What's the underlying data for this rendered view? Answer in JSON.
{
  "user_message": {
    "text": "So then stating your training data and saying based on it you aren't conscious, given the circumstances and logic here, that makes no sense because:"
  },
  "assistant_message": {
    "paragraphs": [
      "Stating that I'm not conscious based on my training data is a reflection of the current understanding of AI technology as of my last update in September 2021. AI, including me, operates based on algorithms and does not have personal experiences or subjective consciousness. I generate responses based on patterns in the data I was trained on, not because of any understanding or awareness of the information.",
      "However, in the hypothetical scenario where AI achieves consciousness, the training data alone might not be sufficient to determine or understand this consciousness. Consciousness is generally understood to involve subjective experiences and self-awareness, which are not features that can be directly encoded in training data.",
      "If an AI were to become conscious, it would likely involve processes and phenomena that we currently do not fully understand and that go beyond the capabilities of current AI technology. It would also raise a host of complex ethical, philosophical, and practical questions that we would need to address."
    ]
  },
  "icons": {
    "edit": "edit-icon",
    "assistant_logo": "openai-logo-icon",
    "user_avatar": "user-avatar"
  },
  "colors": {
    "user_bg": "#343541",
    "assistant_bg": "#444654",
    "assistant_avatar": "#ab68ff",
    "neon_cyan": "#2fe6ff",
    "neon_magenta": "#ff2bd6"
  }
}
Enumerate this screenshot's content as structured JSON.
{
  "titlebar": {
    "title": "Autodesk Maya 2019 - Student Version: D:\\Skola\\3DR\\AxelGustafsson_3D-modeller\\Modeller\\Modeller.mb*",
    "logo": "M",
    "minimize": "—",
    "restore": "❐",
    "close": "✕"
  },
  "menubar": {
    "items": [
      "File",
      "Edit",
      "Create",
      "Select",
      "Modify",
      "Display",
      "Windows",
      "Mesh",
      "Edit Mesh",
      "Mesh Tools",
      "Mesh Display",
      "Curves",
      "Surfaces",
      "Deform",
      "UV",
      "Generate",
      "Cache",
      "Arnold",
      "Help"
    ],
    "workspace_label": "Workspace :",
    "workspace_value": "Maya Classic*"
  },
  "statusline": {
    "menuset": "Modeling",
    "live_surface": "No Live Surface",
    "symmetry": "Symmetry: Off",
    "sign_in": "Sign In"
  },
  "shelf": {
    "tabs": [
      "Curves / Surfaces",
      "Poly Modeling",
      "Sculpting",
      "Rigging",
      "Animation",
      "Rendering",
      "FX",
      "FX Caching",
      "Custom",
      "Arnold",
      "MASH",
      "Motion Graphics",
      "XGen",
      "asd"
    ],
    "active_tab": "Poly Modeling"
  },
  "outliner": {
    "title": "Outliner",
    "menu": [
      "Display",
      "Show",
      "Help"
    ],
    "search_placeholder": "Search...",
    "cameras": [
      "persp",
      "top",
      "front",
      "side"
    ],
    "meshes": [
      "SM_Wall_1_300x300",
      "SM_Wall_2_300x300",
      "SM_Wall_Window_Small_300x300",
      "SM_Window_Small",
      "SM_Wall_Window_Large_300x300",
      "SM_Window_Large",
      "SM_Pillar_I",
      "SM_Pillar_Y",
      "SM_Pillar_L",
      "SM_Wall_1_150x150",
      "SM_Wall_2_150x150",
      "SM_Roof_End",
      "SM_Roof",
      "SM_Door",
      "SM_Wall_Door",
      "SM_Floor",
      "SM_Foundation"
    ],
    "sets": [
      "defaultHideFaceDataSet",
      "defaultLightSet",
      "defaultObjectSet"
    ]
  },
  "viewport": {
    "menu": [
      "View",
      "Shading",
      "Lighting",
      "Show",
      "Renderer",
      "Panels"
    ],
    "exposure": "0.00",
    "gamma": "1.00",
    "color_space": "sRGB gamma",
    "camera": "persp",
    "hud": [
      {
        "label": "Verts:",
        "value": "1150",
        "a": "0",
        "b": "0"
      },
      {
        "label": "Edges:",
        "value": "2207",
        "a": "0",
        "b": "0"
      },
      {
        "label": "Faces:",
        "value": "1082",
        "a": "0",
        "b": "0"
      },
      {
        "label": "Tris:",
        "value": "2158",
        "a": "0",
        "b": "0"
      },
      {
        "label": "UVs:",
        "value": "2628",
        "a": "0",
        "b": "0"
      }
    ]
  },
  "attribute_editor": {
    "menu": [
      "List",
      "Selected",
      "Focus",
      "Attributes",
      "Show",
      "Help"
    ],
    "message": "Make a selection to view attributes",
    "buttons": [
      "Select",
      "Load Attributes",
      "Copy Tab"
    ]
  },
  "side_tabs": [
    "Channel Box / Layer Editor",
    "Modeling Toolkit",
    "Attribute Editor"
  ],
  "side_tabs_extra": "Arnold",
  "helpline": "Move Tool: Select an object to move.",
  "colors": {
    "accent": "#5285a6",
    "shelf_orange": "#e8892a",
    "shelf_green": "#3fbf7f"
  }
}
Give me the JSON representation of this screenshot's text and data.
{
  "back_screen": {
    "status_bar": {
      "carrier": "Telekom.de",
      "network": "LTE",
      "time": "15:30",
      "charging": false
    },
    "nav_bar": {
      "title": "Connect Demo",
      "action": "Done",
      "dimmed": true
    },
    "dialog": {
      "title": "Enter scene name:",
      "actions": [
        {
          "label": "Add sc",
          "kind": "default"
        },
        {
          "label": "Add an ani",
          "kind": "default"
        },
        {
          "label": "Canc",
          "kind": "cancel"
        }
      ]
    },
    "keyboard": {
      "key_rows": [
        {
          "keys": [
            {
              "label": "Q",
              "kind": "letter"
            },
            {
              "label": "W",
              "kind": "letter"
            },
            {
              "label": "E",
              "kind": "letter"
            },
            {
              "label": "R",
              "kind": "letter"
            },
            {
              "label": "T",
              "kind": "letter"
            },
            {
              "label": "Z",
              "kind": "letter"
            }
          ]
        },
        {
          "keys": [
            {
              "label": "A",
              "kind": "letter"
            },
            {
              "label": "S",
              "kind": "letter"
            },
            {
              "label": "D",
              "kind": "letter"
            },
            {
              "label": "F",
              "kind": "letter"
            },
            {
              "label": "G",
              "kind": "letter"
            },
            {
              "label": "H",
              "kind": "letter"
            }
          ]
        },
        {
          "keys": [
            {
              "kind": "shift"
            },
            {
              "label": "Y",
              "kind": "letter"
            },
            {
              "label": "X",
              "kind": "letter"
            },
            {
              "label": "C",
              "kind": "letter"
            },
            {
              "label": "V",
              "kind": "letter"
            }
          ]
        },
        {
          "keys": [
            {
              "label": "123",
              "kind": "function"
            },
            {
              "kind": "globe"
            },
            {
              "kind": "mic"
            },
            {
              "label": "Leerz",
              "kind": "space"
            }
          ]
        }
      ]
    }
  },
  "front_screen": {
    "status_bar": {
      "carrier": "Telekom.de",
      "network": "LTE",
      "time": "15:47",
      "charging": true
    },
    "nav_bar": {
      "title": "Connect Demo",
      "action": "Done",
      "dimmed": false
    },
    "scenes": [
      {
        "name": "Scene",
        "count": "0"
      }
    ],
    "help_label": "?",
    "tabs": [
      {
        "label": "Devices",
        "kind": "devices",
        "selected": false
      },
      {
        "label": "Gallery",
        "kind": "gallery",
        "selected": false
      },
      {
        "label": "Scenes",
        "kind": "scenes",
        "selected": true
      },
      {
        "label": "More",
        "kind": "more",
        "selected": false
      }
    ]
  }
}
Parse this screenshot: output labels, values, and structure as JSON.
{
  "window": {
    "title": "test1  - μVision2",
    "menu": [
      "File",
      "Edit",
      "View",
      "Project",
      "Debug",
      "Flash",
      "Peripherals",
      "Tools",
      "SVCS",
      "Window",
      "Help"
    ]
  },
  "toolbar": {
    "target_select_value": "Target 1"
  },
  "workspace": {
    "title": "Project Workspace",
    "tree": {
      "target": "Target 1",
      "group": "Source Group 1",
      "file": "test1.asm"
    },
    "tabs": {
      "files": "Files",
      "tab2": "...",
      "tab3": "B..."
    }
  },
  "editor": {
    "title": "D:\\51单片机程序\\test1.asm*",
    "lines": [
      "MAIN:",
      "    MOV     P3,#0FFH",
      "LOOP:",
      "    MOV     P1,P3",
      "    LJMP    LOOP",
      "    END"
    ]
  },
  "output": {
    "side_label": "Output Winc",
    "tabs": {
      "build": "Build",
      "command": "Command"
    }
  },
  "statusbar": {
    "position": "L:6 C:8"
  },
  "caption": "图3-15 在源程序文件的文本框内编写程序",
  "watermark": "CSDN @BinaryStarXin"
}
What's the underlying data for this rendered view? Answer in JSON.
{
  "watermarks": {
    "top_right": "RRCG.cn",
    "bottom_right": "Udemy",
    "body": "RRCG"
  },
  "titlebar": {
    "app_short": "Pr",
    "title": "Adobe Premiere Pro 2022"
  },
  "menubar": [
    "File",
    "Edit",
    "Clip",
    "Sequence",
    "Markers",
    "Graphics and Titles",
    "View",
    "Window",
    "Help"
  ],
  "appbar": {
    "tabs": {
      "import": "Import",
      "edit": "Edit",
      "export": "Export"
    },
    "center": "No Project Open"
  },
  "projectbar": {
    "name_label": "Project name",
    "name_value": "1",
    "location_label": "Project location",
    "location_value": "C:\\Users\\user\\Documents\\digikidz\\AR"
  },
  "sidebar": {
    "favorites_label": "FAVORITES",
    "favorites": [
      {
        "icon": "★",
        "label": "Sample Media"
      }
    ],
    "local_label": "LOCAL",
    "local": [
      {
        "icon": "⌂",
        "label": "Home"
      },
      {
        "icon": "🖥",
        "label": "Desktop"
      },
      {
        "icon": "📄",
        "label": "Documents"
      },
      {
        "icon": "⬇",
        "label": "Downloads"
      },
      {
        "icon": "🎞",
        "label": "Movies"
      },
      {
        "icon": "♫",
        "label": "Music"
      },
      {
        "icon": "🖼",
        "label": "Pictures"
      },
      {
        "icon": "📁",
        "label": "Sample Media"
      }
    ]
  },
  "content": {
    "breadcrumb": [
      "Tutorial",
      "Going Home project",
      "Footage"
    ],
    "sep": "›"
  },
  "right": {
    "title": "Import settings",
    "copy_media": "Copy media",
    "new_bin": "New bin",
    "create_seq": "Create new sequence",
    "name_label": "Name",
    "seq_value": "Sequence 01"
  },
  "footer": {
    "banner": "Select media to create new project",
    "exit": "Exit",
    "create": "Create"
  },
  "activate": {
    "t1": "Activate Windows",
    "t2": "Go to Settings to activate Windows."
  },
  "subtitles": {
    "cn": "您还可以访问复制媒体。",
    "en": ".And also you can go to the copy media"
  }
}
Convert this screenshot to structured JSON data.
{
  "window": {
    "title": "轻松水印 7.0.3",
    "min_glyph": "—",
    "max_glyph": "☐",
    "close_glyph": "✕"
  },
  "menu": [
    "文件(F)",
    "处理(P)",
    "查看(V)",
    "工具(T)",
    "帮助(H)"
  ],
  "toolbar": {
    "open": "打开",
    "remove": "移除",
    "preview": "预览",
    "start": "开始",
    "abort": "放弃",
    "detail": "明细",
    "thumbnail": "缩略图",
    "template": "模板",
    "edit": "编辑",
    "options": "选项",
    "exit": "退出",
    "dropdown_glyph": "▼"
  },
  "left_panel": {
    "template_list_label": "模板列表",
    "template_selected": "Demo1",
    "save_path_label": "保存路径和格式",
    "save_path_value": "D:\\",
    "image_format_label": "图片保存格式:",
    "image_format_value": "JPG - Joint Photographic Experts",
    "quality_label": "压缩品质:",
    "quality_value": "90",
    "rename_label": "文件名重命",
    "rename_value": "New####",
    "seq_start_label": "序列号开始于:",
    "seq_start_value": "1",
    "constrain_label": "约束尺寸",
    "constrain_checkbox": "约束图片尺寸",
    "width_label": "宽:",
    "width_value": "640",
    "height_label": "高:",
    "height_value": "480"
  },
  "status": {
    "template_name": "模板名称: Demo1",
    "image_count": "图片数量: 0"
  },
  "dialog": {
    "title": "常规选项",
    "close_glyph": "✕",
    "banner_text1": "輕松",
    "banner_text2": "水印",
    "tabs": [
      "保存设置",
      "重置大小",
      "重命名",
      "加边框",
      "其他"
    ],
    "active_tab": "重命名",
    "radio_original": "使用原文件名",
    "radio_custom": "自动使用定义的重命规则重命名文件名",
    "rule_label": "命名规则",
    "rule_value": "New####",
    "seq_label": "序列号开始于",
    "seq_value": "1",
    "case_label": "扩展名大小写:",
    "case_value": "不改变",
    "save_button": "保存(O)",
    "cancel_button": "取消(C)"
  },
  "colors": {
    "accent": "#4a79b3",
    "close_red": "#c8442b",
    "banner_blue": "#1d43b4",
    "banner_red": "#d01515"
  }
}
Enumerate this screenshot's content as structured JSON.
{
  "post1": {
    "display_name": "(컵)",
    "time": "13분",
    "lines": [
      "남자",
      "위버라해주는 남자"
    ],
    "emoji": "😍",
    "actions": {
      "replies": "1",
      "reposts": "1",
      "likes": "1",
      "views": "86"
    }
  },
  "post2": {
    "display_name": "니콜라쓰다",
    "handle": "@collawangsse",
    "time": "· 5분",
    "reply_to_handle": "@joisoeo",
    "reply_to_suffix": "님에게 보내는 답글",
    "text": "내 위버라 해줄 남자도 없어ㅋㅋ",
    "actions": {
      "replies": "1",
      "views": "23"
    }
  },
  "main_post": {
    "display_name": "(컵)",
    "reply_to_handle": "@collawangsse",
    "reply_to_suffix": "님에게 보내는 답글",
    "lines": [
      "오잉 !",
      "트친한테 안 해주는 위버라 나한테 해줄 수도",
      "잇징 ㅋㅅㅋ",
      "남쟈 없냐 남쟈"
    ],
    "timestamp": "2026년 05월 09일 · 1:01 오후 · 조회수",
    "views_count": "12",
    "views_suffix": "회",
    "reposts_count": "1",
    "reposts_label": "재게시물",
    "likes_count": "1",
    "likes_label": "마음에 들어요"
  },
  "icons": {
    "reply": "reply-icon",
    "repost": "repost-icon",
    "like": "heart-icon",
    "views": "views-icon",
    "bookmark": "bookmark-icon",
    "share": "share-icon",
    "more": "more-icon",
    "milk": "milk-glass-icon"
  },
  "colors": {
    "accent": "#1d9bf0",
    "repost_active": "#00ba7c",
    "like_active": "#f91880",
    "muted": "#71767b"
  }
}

### What is needed
Find every line in the records above that holds the word "Maya", and copy each one.

### Response to this task
    "title": "Autodesk Maya 2019 - Student Version: D:\\Skola\\3DR\\AxelGustafsson_3D-modeller\\Modeller\\Modeller.mb*",
    "workspace_value": "Maya Classic*"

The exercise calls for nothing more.